◆ Entries supplied

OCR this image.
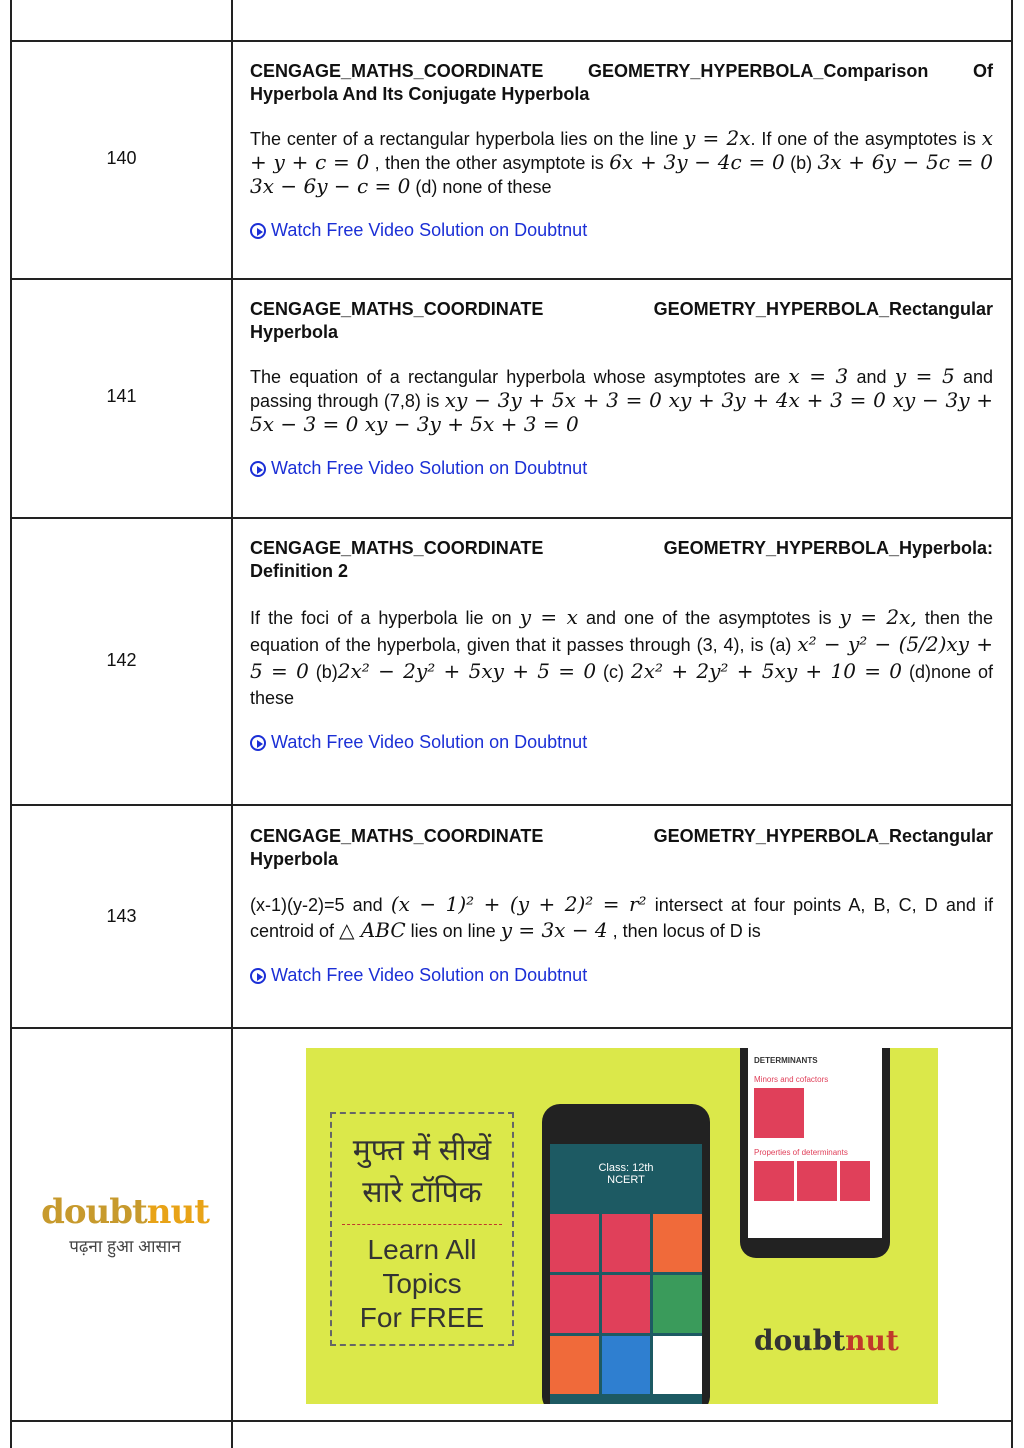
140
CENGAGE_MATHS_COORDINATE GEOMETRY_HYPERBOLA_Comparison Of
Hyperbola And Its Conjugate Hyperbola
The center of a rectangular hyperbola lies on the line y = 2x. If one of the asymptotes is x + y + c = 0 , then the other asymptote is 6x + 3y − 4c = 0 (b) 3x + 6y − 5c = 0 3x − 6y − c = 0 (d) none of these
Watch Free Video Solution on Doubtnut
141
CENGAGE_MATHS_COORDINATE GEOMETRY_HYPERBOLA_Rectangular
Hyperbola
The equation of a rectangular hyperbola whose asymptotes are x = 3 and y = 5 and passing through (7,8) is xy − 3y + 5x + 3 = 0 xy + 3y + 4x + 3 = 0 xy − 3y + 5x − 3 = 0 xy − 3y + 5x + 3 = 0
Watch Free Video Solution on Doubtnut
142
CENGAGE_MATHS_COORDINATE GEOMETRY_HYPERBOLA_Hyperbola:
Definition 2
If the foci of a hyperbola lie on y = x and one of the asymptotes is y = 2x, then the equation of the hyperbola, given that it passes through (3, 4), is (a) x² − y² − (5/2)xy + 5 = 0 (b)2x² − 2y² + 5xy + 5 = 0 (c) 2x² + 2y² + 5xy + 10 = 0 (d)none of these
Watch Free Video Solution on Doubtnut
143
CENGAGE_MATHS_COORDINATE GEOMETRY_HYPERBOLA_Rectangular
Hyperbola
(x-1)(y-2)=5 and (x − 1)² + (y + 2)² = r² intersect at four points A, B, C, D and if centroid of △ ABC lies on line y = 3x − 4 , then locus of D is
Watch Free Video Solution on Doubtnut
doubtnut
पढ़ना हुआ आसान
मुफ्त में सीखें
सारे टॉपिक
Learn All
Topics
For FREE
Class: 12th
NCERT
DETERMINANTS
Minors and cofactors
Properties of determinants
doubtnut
* * *
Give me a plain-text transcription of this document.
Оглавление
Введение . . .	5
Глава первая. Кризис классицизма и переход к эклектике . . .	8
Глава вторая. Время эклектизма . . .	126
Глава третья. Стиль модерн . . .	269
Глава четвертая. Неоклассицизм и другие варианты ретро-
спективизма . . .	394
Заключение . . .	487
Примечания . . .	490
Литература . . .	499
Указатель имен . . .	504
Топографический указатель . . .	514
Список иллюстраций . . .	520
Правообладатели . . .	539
---
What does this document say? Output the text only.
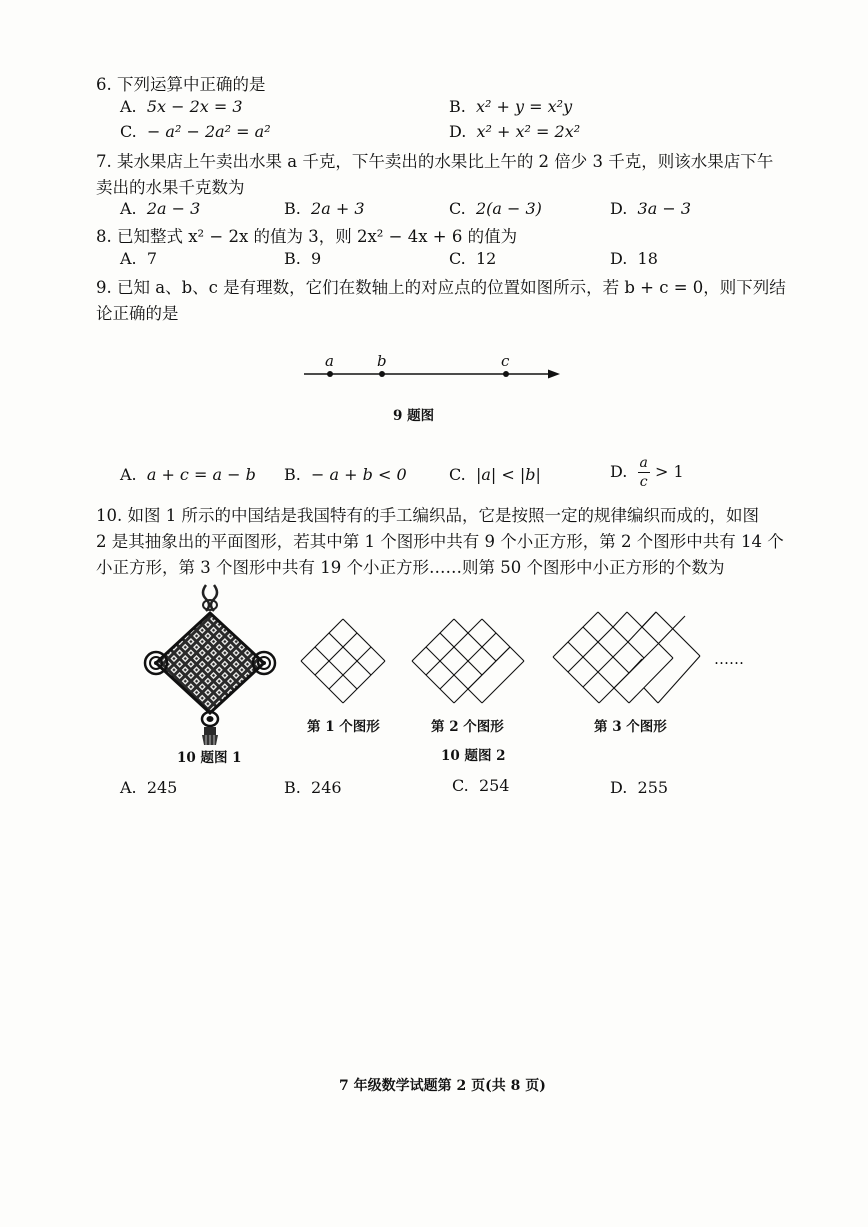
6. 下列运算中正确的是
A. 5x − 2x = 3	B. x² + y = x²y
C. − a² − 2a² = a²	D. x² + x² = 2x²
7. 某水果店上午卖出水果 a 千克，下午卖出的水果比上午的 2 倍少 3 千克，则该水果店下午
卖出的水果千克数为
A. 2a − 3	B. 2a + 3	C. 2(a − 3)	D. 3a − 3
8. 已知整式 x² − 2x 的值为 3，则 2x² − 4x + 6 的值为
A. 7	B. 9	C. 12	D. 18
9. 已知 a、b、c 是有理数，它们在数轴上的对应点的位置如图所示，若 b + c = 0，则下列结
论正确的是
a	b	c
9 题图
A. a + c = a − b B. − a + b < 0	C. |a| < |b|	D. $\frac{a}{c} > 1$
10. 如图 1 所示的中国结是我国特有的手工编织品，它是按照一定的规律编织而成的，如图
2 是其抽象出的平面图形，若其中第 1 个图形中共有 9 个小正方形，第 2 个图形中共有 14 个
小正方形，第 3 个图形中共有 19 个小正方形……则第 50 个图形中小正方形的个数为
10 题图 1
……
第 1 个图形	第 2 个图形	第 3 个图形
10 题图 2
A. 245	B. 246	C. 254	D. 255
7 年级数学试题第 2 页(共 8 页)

◆ What is needed
Copy every line of the data that holds the string "equation".

◆ Result for this exercise
The equation of a rectangular hyperbola whose asymptotes are x = 3 and y = 5 and passing through (7,8) is xy − 3y + 5x + 3 = 0 xy + 3y + 4x + 3 = 0 xy − 3y + 5x − 3 = 0 xy − 3y + 5x + 3 = 0
If the foci of a hyperbola lie on y = x and one of the asymptotes is y = 2x, then the equation of the hyperbola, given that it passes through (3, 4), is (a) x² − y² − (5/2)xy + 5 = 0 (b)2x² − 2y² + 5xy + 5 = 0 (c) 2x² + 2y² + 5xy + 10 = 0 (d)none of these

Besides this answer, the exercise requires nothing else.